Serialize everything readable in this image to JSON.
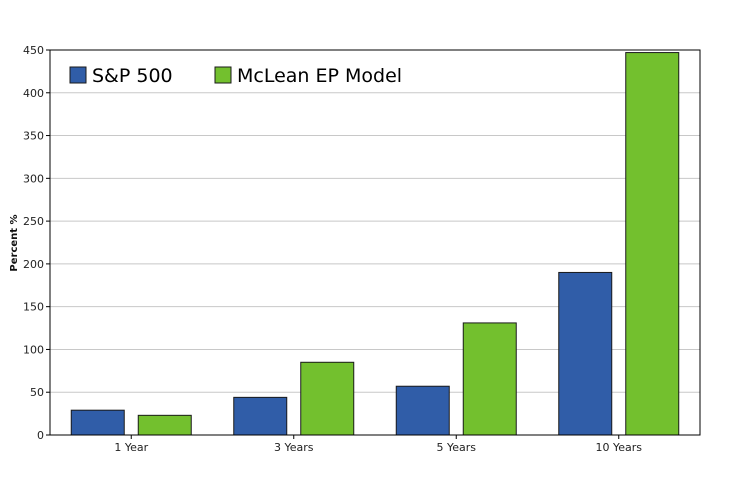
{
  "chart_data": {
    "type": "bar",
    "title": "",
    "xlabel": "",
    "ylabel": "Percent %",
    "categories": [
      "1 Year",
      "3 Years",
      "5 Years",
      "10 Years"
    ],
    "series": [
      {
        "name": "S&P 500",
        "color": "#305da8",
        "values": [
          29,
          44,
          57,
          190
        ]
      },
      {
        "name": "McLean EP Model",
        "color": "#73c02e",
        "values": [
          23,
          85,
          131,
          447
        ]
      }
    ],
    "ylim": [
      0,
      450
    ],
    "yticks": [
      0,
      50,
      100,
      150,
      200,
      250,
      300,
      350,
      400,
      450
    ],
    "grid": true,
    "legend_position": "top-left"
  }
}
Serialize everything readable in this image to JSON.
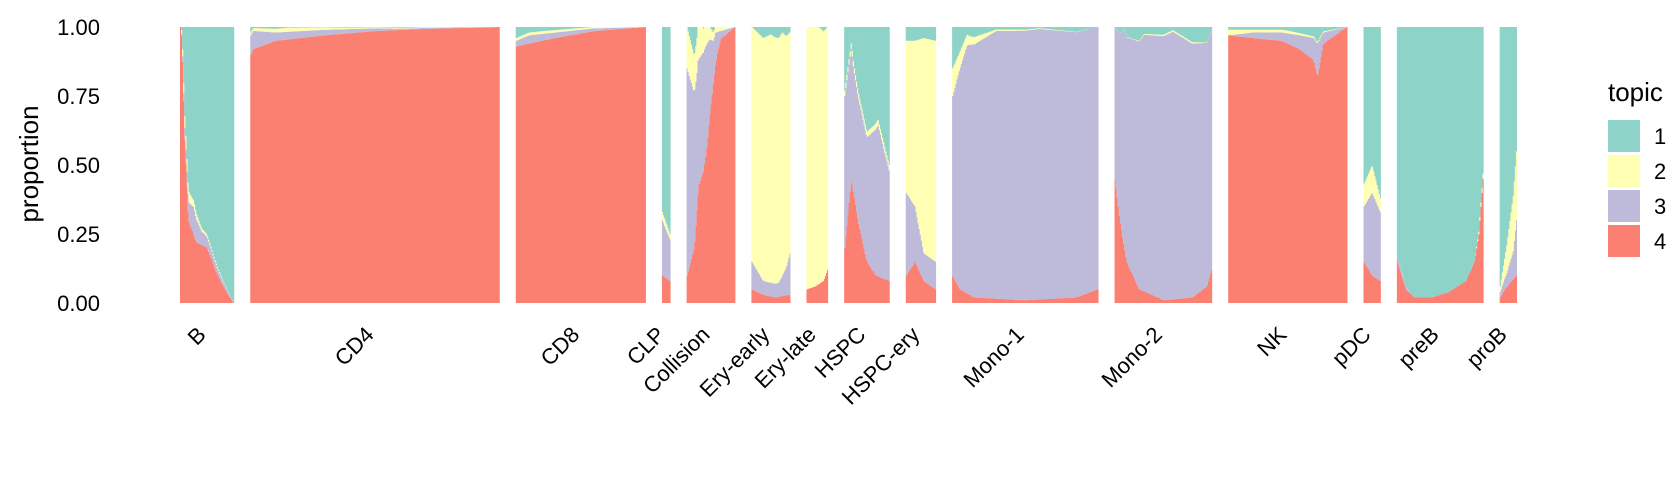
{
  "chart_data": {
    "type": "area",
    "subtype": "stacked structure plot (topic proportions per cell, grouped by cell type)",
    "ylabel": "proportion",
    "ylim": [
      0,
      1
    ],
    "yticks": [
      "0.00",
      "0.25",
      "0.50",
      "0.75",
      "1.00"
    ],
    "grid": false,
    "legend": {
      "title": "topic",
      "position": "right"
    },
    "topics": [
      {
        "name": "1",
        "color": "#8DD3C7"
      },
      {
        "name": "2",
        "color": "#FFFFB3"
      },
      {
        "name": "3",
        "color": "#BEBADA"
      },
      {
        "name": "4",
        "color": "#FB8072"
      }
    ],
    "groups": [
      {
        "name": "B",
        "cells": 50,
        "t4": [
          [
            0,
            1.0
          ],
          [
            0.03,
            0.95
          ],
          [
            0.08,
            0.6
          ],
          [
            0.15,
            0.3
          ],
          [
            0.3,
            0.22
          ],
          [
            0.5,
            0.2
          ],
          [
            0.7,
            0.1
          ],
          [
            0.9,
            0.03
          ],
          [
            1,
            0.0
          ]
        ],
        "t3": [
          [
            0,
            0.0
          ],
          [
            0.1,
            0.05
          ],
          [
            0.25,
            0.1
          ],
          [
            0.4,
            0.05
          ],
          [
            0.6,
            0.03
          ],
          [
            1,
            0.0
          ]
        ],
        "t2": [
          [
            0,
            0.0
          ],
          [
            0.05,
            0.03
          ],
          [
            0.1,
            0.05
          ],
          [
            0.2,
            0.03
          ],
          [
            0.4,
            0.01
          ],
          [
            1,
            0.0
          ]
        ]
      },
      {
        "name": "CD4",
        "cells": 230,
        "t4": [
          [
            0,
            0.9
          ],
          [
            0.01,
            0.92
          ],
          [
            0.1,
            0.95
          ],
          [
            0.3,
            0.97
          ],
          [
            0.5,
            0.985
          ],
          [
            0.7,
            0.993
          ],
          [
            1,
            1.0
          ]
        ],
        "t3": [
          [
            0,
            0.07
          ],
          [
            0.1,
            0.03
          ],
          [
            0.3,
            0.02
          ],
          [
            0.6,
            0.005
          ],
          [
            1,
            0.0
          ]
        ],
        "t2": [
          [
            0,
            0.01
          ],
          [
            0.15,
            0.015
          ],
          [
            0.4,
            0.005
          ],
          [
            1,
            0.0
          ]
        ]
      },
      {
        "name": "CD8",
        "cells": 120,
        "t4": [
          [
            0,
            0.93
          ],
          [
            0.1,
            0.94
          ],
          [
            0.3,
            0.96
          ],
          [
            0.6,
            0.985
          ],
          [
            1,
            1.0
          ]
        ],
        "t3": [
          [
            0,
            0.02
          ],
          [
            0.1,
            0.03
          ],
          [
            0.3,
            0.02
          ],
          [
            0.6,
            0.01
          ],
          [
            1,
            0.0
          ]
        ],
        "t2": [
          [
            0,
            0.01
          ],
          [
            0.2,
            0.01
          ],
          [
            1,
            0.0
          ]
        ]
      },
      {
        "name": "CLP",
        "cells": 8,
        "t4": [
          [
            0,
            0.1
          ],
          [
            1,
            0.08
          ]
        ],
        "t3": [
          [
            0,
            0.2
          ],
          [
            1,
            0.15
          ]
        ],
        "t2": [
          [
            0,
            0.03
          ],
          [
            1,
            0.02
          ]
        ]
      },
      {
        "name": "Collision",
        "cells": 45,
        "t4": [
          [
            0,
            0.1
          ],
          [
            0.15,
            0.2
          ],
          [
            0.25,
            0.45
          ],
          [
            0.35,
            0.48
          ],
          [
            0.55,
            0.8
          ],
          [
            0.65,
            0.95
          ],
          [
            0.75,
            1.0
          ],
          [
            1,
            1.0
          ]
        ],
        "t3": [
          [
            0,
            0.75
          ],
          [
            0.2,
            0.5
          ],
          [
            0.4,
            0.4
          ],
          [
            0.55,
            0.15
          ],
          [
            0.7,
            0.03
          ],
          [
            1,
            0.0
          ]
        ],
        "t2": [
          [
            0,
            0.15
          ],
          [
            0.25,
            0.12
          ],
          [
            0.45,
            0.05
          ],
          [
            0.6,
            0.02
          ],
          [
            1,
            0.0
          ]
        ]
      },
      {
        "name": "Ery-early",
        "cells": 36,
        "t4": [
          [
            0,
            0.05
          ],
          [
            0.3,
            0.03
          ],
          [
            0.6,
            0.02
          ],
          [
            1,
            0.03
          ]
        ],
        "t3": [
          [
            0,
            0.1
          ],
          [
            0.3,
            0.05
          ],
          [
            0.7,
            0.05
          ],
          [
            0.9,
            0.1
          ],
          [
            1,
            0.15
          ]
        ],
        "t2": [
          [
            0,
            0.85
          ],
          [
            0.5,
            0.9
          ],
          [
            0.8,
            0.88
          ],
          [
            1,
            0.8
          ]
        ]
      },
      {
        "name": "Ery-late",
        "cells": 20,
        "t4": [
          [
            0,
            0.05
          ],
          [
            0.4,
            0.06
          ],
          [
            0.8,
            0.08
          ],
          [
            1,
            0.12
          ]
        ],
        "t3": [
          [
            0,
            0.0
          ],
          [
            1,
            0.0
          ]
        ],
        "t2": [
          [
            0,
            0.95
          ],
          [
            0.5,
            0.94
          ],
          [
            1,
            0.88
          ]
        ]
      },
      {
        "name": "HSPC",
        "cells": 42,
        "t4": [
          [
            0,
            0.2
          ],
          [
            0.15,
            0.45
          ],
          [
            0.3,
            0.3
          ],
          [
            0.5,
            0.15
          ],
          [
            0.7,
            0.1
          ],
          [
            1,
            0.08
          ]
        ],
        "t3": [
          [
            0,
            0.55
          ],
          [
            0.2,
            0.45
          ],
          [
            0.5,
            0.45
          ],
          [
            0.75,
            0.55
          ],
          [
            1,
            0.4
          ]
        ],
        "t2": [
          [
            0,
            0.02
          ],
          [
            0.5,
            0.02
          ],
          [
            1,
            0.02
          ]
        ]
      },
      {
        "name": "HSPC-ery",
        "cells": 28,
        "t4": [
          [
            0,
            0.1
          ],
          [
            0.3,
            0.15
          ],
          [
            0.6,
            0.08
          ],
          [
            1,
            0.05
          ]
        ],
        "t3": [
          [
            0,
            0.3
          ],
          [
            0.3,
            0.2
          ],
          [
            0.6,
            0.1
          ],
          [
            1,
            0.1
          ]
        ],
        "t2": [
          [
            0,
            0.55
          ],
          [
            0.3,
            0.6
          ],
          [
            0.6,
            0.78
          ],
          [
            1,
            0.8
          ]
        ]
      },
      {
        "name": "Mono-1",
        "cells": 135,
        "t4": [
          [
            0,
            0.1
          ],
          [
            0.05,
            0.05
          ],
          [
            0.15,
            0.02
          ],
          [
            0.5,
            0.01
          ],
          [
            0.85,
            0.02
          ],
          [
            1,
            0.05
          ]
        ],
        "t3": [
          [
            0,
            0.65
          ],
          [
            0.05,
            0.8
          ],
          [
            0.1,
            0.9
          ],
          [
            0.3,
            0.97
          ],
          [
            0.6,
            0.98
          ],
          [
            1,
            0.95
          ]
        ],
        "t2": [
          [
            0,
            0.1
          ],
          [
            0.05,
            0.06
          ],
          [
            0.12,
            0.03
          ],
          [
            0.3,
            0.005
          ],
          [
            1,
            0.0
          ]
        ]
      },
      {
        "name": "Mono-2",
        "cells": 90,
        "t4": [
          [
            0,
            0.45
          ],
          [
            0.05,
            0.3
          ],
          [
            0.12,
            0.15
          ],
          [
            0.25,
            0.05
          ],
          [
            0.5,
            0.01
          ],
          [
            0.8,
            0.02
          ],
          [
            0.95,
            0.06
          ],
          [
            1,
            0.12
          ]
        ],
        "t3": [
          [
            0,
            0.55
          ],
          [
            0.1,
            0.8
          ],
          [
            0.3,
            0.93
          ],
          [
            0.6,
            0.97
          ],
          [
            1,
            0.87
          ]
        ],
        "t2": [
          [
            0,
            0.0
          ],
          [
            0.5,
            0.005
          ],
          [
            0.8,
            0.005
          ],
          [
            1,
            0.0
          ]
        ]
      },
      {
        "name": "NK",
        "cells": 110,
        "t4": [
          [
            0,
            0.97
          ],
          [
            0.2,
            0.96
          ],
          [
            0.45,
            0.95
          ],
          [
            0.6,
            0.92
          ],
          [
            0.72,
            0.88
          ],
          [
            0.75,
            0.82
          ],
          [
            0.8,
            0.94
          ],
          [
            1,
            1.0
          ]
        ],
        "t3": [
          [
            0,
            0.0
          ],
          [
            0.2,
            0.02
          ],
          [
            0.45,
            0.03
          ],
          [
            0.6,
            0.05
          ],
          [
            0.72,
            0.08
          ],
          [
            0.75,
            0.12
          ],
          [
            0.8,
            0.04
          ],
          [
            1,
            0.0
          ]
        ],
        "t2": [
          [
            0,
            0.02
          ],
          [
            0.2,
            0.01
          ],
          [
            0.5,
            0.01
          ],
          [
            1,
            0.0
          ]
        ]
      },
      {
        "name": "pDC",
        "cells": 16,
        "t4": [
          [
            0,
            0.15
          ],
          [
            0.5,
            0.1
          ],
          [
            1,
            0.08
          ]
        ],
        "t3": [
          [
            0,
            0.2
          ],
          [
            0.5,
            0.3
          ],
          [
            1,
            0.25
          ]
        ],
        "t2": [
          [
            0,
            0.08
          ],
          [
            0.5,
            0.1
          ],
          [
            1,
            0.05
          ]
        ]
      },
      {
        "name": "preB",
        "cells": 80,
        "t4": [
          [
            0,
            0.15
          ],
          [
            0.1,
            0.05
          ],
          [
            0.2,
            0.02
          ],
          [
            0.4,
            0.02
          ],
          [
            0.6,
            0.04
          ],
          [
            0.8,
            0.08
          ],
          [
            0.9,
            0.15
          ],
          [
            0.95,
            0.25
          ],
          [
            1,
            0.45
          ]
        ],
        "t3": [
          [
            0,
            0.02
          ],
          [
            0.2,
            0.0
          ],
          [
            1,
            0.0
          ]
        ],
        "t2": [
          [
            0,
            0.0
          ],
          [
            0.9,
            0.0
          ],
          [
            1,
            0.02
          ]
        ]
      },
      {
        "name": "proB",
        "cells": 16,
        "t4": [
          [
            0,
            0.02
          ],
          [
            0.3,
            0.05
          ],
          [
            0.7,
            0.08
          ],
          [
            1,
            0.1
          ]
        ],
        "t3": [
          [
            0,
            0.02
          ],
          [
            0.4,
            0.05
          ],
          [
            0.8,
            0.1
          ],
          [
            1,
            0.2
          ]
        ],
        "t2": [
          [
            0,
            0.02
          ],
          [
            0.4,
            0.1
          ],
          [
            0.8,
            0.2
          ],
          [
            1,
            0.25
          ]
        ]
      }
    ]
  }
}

■ **Exercise task**
Identify lines with the string "type". Copy each one.

■ **The solution**
    "type": "bar",
    "type": "area",
    "subtype": "stacked structure plot (topic proportions per cell, grouped by cell type)",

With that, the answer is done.